• Exercise:
Retype every entry in its entirety, without alteration.

• Records supplied:
------------------------------------------------------------------------
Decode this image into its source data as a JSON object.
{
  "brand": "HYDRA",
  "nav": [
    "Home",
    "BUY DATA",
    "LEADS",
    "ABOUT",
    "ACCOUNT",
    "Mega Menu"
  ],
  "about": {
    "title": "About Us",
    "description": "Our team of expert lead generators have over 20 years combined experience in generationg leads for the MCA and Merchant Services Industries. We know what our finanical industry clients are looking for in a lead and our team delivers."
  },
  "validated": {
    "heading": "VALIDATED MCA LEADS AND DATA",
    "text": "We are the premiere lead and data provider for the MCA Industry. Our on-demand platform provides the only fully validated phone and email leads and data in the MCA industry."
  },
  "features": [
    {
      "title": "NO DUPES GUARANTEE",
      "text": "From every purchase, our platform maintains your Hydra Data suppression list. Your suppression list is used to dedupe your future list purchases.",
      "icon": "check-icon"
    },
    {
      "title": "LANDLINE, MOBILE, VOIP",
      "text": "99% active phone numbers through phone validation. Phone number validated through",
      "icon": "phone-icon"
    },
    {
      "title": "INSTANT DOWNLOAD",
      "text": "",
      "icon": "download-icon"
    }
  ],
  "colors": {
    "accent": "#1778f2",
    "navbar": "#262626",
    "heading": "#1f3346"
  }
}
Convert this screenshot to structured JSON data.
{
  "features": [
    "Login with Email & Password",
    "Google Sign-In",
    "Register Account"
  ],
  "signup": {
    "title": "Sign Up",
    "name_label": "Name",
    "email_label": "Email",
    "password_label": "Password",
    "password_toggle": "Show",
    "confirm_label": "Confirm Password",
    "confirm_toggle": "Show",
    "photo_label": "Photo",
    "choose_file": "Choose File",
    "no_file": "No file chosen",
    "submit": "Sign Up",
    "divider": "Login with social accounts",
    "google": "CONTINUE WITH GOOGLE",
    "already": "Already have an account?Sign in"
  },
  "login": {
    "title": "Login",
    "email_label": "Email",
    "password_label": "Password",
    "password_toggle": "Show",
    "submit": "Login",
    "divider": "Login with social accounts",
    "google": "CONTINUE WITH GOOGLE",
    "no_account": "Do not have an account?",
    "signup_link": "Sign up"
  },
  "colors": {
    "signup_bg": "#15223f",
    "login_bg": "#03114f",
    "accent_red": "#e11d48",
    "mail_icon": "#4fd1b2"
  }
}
------------------------------------------------------------------------
• Solution to this task:
Decode this image into its source data as a JSON object.
{
  "brand": "HYDRA",
  "nav": [
    "Home",
    "BUY DATA",
    "LEADS",
    "ABOUT",
    "ACCOUNT",
    "Mega Menu"
  ],
  "about": {
    "title": "About Us",
    "description": "Our team of expert lead generators have over 20 years combined experience in generationg leads for the MCA and Merchant Services Industries. We know what our finanical industry clients are looking for in a lead and our team delivers."
  },
  "validated": {
    "heading": "VALIDATED MCA LEADS AND DATA",
    "text": "We are the premiere lead and data provider for the MCA Industry. Our on-demand platform provides the only fully validated phone and email leads and data in the MCA industry."
  },
  "features": [
    {
      "title": "NO DUPES GUARANTEE",
      "text": "From every purchase, our platform maintains your Hydra Data suppression list. Your suppression list is used to dedupe your future list purchases.",
      "icon": "check-icon"
    },
    {
      "title": "LANDLINE, MOBILE, VOIP",
      "text": "99% active phone numbers through phone validation. Phone number validated through",
      "icon": "phone-icon"
    },
    {
      "title": "INSTANT DOWNLOAD",
      "text": "",
      "icon": "download-icon"
    }
  ],
  "colors": {
    "accent": "#1778f2",
    "navbar": "#262626",
    "heading": "#1f3346"
  }
}
Convert this screenshot to structured JSON data.
{
  "features": [
    "Login with Email & Password",
    "Google Sign-In",
    "Register Account"
  ],
  "signup": {
    "title": "Sign Up",
    "name_label": "Name",
    "email_label": "Email",
    "password_label": "Password",
    "password_toggle": "Show",
    "confirm_label": "Confirm Password",
    "confirm_toggle": "Show",
    "photo_label": "Photo",
    "choose_file": "Choose File",
    "no_file": "No file chosen",
    "submit": "Sign Up",
    "divider": "Login with social accounts",
    "google": "CONTINUE WITH GOOGLE",
    "already": "Already have an account?Sign in"
  },
  "login": {
    "title": "Login",
    "email_label": "Email",
    "password_label": "Password",
    "password_toggle": "Show",
    "submit": "Login",
    "divider": "Login with social accounts",
    "google": "CONTINUE WITH GOOGLE",
    "no_account": "Do not have an account?",
    "signup_link": "Sign up"
  },
  "colors": {
    "signup_bg": "#15223f",
    "login_bg": "#03114f",
    "accent_red": "#e11d48",
    "mail_icon": "#4fd1b2"
  }
}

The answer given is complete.